▶ PROBLEM STATEMENT: Search the material and gather each line with "structure" in it.

▶ Chart and figure data:
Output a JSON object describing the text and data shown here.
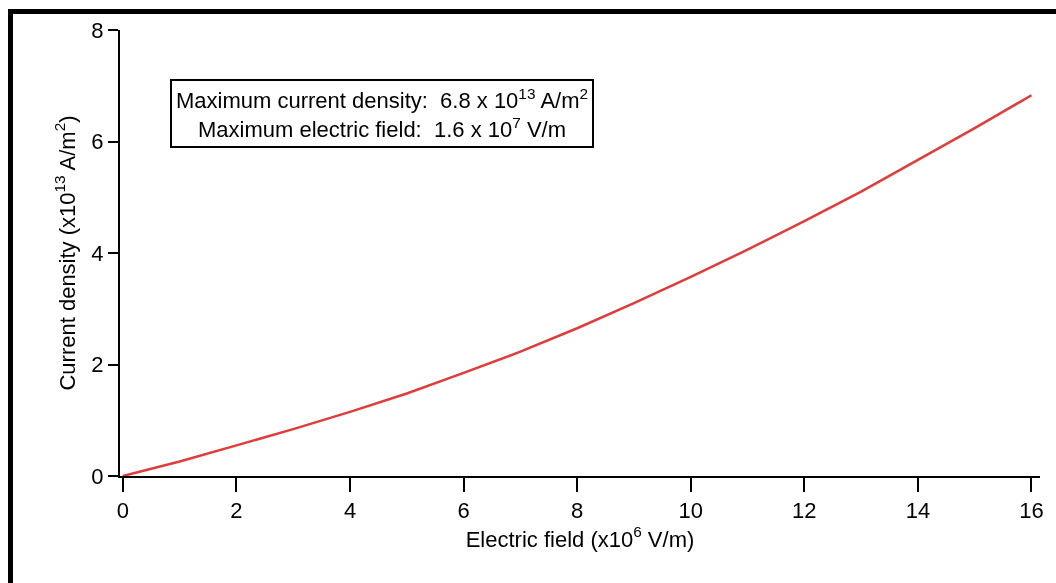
{
  "chart_data": {
    "type": "line",
    "xlabel": "Electric field (x10$^{6}$ V/m)",
    "ylabel": "Current density (x10$^{13}$ A/m$^{2}$)",
    "annotations": [
      "Maximum current density:  6.8 x 10$^{13}$ A/m$^{2}$",
      "Maximum electric field:  1.6 x 10$^{7}$ V/m"
    ],
    "x": [
      0,
      1,
      2,
      3,
      4,
      5,
      6,
      7,
      8,
      9,
      10,
      11,
      12,
      13,
      14,
      15,
      16
    ],
    "series": [
      {
        "color": "#e03c3c",
        "values": [
          0,
          0.26,
          0.55,
          0.84,
          1.15,
          1.48,
          1.85,
          2.23,
          2.65,
          3.1,
          3.57,
          4.06,
          4.57,
          5.1,
          5.67,
          6.24,
          6.83
        ]
      }
    ],
    "xlim": [
      -0.05,
      16.15
    ],
    "xticks": [
      0,
      2,
      4,
      6,
      8,
      10,
      12,
      14,
      16
    ],
    "ylim": [
      0,
      8
    ],
    "yticks": [
      0,
      2,
      4,
      6,
      8
    ],
    "grid": false,
    "legend": false,
    "marker": "none",
    "line_style": "solid"
  }
}
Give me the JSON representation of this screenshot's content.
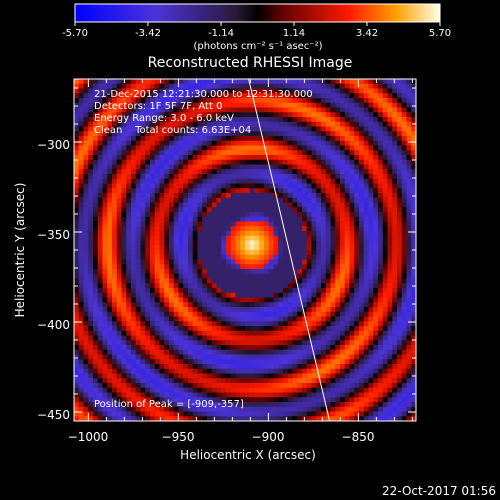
{
  "colorbar": {
    "ticks": [
      "-5.70",
      "-3.42",
      "-1.14",
      "1.14",
      "3.42",
      "5.70"
    ],
    "unit_label": "(photons cm⁻² s⁻¹ asec⁻²)"
  },
  "annotations": [
    "21-Dec-2015 12:21:30.000 to 12:31:30.000",
    "Detectors: 1F 5F 7F, Att 0",
    "Energy Range: 3.0 - 6.0 keV",
    "Clean    Total counts: 6.63E+04"
  ],
  "peak_label": "Position of Peak = [-909,-357]",
  "timestamp": "22-Oct-2017 01:56",
  "chart_data": {
    "type": "heatmap",
    "title": "Reconstructed RHESSI Image",
    "xlabel": "Heliocentric X (arcsec)",
    "ylabel": "Heliocentric Y (arcsec)",
    "xlim": [
      -1008,
      -818
    ],
    "ylim": [
      -455,
      -265
    ],
    "xticks": [
      -1000,
      -950,
      -900,
      -850
    ],
    "yticks": [
      -300,
      -350,
      -400,
      -450
    ],
    "xtick_labels": [
      "−1000",
      "−950",
      "−900",
      "−850"
    ],
    "ytick_labels": [
      "−300",
      "−350",
      "−400",
      "−450"
    ],
    "colorbar_range": [
      -5.7,
      5.7
    ],
    "peak": {
      "x": -909,
      "y": -357
    },
    "limb_line": [
      [
        -911,
        -265
      ],
      [
        -866,
        -455
      ]
    ]
  }
}
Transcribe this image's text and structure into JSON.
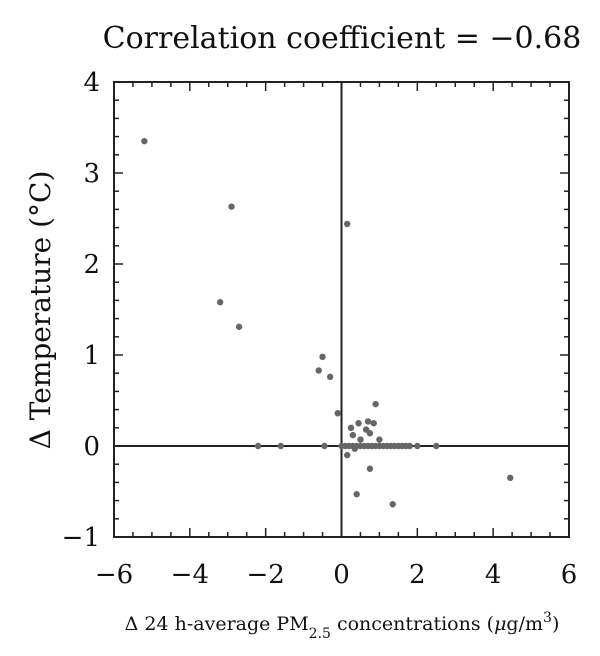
{
  "chart_data": {
    "type": "scatter",
    "title": "Correlation coefficient = −0.68",
    "xlabel": {
      "pre": "Δ 24 h-average PM",
      "sub": "2.5",
      "mid": " concentrations (",
      "mu": "μ",
      "unit": "g/m",
      "sup": "3",
      "post": ")"
    },
    "ylabel": "Δ Temperature (°C)",
    "xlim": [
      -6,
      6
    ],
    "ylim": [
      -1,
      4
    ],
    "xticks": [
      -6,
      -4,
      -2,
      0,
      2,
      4,
      6
    ],
    "xtick_labels": [
      "−6",
      "−4",
      "−2",
      "0",
      "2",
      "4",
      "6"
    ],
    "yticks": [
      -1,
      0,
      1,
      2,
      3,
      4
    ],
    "ytick_labels": [
      "−1",
      "0",
      "1",
      "2",
      "3",
      "4"
    ],
    "zero_lines": true,
    "grid": false,
    "point_color": "#666666",
    "points": [
      [
        -5.2,
        3.35
      ],
      [
        -2.9,
        2.63
      ],
      [
        0.15,
        2.44
      ],
      [
        -3.2,
        1.58
      ],
      [
        -2.7,
        1.31
      ],
      [
        -0.5,
        0.98
      ],
      [
        -0.6,
        0.83
      ],
      [
        -0.3,
        0.76
      ],
      [
        -0.1,
        0.36
      ],
      [
        0.9,
        0.46
      ],
      [
        0.45,
        0.25
      ],
      [
        0.7,
        0.27
      ],
      [
        0.85,
        0.25
      ],
      [
        0.25,
        0.2
      ],
      [
        0.65,
        0.18
      ],
      [
        0.75,
        0.14
      ],
      [
        0.3,
        0.12
      ],
      [
        0.5,
        0.07
      ],
      [
        1.0,
        0.07
      ],
      [
        -2.2,
        0.0
      ],
      [
        -1.6,
        0.0
      ],
      [
        -0.45,
        0.0
      ],
      [
        0.0,
        0.0
      ],
      [
        0.1,
        0.0
      ],
      [
        0.2,
        0.0
      ],
      [
        0.3,
        0.0
      ],
      [
        0.4,
        0.0
      ],
      [
        0.5,
        0.0
      ],
      [
        0.6,
        0.0
      ],
      [
        0.7,
        0.0
      ],
      [
        0.8,
        0.0
      ],
      [
        0.9,
        0.0
      ],
      [
        1.0,
        0.0
      ],
      [
        1.1,
        0.0
      ],
      [
        1.2,
        0.0
      ],
      [
        1.3,
        0.0
      ],
      [
        1.4,
        0.0
      ],
      [
        1.5,
        0.0
      ],
      [
        1.6,
        0.0
      ],
      [
        1.7,
        0.0
      ],
      [
        1.8,
        0.0
      ],
      [
        2.0,
        0.0
      ],
      [
        2.5,
        0.0
      ],
      [
        0.35,
        -0.03
      ],
      [
        0.15,
        -0.1
      ],
      [
        0.75,
        -0.25
      ],
      [
        0.4,
        -0.53
      ],
      [
        1.35,
        -0.64
      ],
      [
        4.45,
        -0.35
      ]
    ]
  }
}
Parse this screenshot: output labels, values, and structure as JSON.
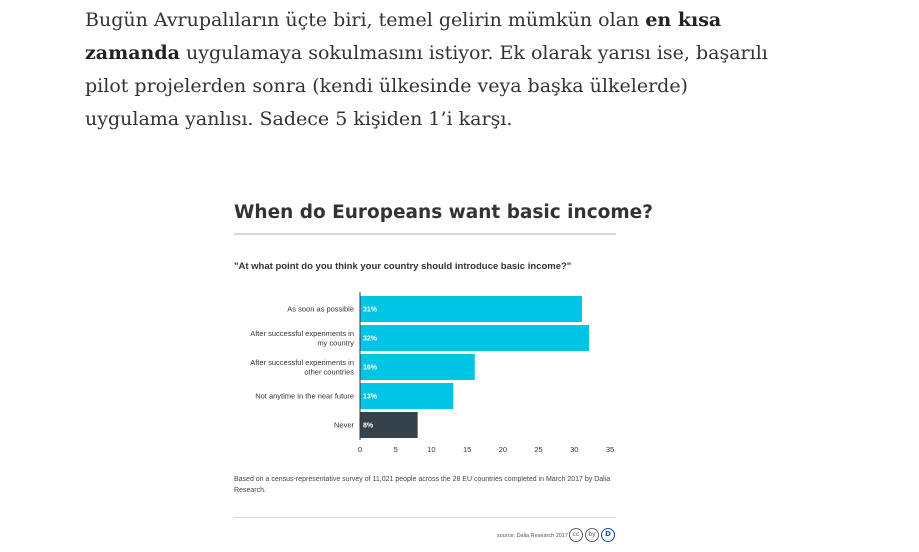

▶ ANSWER FOR THE TASK:
Transcribe this image's text and structure into JSON.
Parse this screenshot: output labels, values, and structure as JSON.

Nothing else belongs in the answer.